Information given:
=-=-=

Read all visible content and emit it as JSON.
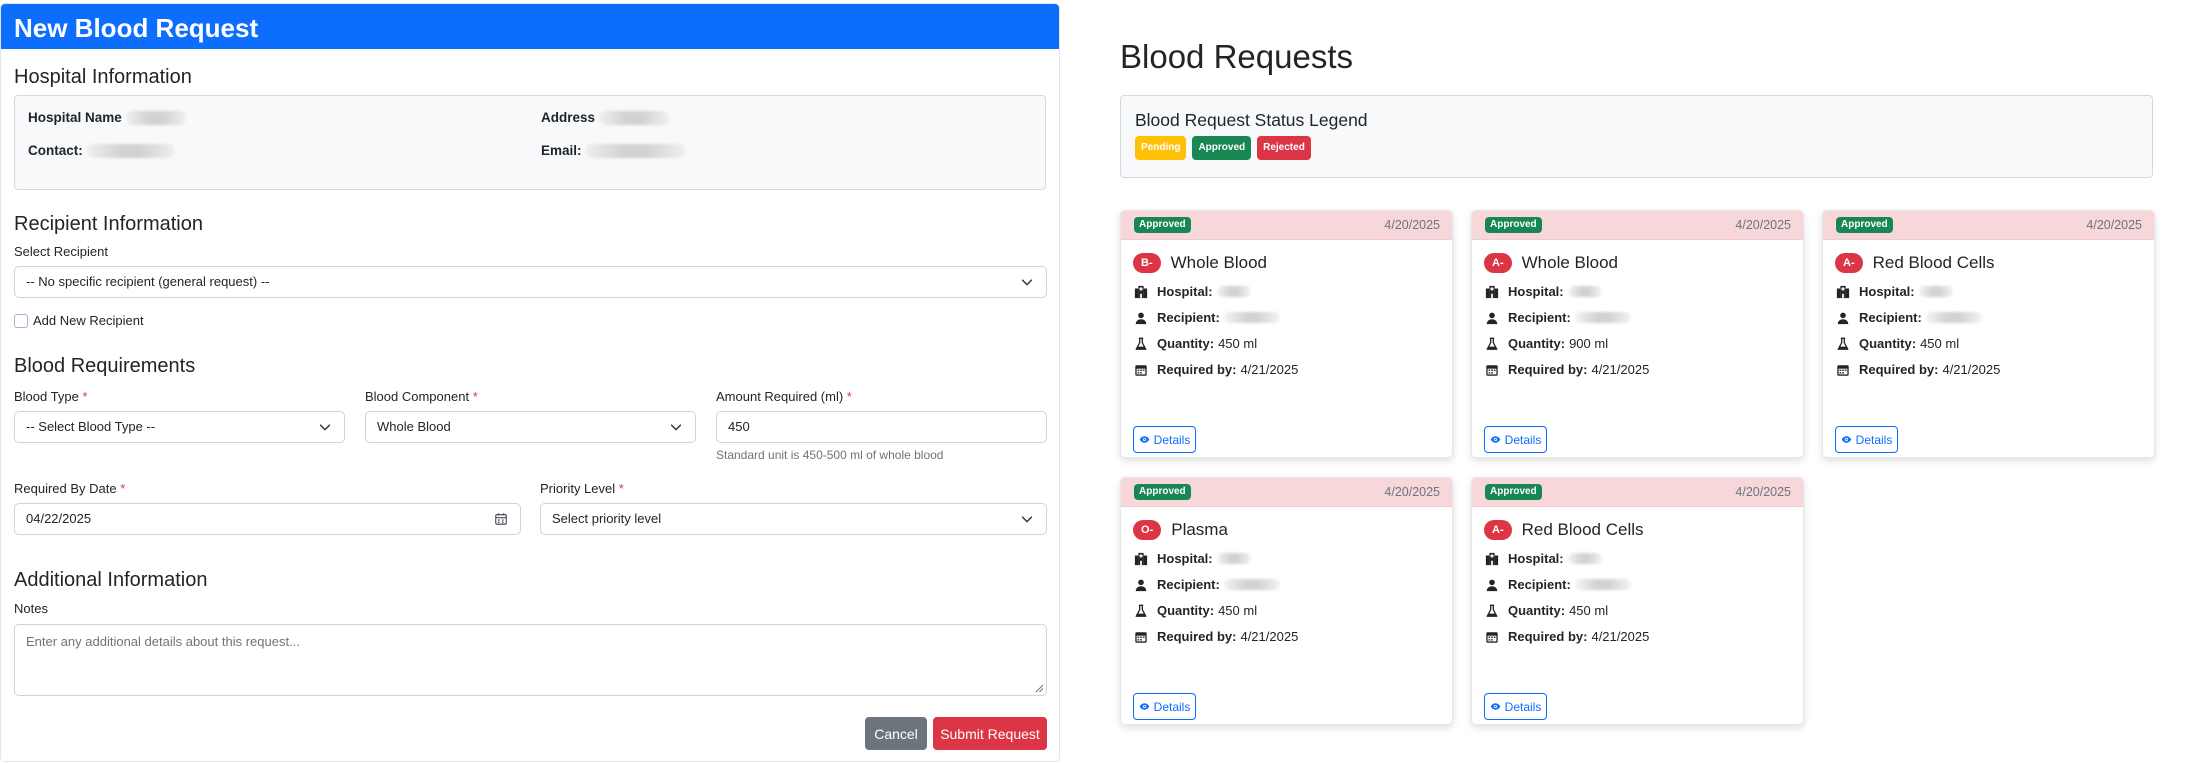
{
  "form": {
    "header_title": "New Blood Request",
    "hospital_section_title": "Hospital Information",
    "hospital": {
      "name_label": "Hospital Name",
      "address_label": "Address",
      "contact_label": "Contact:",
      "email_label": "Email:"
    },
    "recipient_section_title": "Recipient Information",
    "select_recipient_label": "Select Recipient",
    "select_recipient_value": "-- No specific recipient (general request) --",
    "add_new_recipient_label": "Add New Recipient",
    "requirements_section_title": "Blood Requirements",
    "blood_type_label": "Blood Type",
    "blood_type_value": "-- Select Blood Type --",
    "component_label": "Blood Component",
    "component_value": "Whole Blood",
    "amount_label": "Amount Required (ml)",
    "amount_value": "450",
    "amount_help": "Standard unit is 450-500 ml of whole blood",
    "required_by_label": "Required By Date",
    "required_by_value": "04/22/2025",
    "priority_label": "Priority Level",
    "priority_value": "Select priority level",
    "required_marker": "*",
    "additional_section_title": "Additional Information",
    "notes_label": "Notes",
    "notes_placeholder": "Enter any additional details about this request...",
    "cancel_label": "Cancel",
    "submit_label": "Submit Request"
  },
  "list": {
    "title": "Blood Requests",
    "legend_title": "Blood Request Status Legend",
    "legend": {
      "pending": "Pending",
      "approved": "Approved",
      "rejected": "Rejected"
    },
    "labels": {
      "hospital": "Hospital:",
      "recipient": "Recipient:",
      "quantity": "Quantity:",
      "required_by": "Required by:",
      "details": "Details"
    },
    "requests": [
      {
        "status": "Approved",
        "date": "4/20/2025",
        "blood_type": "B-",
        "component": "Whole Blood",
        "quantity": "450 ml",
        "required_by": "4/21/2025"
      },
      {
        "status": "Approved",
        "date": "4/20/2025",
        "blood_type": "A-",
        "component": "Whole Blood",
        "quantity": "900 ml",
        "required_by": "4/21/2025"
      },
      {
        "status": "Approved",
        "date": "4/20/2025",
        "blood_type": "A-",
        "component": "Red Blood Cells",
        "quantity": "450 ml",
        "required_by": "4/21/2025"
      },
      {
        "status": "Approved",
        "date": "4/20/2025",
        "blood_type": "O-",
        "component": "Plasma",
        "quantity": "450 ml",
        "required_by": "4/21/2025"
      },
      {
        "status": "Approved",
        "date": "4/20/2025",
        "blood_type": "A-",
        "component": "Red Blood Cells",
        "quantity": "450 ml",
        "required_by": "4/21/2025"
      }
    ]
  },
  "colors": {
    "primary": "#0d6efd",
    "danger": "#dc3545",
    "success": "#198754",
    "warning": "#ffc107",
    "secondary": "#6c757d",
    "card_header": "#f8d7da"
  }
}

=-=-=

Which lines of the records above contain the word "details"? Show each of them.

    "notes_placeholder": "Enter any additional details about this request...",
      "details": "Details"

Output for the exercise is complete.